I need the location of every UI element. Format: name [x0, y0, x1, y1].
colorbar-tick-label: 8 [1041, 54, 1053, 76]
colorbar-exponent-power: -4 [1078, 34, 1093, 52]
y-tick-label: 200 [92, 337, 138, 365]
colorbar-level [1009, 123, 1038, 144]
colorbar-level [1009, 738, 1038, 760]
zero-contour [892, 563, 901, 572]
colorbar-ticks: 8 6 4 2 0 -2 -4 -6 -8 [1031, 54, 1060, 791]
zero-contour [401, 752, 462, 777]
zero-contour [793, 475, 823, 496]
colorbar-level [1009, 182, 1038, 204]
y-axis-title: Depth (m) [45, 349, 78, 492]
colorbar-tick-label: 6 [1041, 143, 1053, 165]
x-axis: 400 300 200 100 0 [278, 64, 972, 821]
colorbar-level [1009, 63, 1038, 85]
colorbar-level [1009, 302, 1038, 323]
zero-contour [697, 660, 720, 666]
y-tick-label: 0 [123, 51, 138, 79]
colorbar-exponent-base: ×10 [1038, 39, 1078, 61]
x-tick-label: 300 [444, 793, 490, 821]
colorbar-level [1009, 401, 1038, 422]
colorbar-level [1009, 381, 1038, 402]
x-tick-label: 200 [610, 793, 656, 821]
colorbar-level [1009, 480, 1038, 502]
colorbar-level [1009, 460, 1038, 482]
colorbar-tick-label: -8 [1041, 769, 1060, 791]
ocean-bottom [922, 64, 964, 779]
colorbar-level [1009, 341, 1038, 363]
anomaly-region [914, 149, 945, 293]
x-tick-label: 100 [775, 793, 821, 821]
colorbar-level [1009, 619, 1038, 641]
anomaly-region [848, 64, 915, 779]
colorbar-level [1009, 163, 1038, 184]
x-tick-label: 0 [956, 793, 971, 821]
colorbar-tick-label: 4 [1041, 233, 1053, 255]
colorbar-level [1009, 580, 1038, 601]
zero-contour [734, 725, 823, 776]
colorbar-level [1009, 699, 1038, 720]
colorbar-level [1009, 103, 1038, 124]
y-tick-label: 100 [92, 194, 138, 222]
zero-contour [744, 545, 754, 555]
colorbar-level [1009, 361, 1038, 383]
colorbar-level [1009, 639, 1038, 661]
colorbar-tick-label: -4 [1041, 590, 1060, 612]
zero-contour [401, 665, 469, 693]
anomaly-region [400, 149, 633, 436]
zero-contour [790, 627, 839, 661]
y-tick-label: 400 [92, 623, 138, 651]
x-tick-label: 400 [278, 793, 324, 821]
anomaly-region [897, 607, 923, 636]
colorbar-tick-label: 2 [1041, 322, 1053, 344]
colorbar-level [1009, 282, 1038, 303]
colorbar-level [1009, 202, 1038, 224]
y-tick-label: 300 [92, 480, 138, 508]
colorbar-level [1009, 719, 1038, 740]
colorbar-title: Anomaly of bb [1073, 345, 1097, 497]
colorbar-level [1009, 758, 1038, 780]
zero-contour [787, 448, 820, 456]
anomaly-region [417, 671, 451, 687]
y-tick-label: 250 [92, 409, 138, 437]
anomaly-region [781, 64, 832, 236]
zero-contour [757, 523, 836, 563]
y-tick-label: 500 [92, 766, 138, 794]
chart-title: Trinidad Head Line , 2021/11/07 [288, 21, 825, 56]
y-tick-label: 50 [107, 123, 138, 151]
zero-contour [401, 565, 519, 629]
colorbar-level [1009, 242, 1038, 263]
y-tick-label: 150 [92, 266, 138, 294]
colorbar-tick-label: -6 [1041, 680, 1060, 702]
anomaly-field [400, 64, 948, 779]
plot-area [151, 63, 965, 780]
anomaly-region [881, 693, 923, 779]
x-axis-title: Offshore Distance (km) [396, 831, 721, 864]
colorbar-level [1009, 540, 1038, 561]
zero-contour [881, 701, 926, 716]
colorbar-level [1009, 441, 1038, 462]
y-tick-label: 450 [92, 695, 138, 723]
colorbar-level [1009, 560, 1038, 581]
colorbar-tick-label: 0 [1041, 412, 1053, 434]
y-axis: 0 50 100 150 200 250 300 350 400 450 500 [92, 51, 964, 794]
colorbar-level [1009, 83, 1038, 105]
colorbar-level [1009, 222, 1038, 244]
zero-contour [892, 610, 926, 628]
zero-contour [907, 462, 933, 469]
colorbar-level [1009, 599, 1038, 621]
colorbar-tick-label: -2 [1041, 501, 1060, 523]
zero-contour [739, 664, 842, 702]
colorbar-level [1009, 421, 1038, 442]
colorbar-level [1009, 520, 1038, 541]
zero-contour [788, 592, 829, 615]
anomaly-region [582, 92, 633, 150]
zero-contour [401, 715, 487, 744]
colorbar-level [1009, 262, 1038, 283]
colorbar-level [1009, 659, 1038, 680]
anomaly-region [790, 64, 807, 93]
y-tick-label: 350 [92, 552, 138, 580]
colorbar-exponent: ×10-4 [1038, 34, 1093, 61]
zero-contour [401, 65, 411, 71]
================
Can you rewrite the data from the start through the line with "zero-contour [892, 563, 901, 572]", swapping "colorbar-level" for "colorbar-band" and keeping everything else unchanged?

* [Written reply]:
I need the location of every UI element. Format: name [x0, y0, x1, y1].
colorbar-tick-label: 8 [1041, 54, 1053, 76]
colorbar-exponent-power: -4 [1078, 34, 1093, 52]
y-tick-label: 200 [92, 337, 138, 365]
colorbar-band [1009, 123, 1038, 144]
colorbar-band [1009, 738, 1038, 760]
zero-contour [892, 563, 901, 572]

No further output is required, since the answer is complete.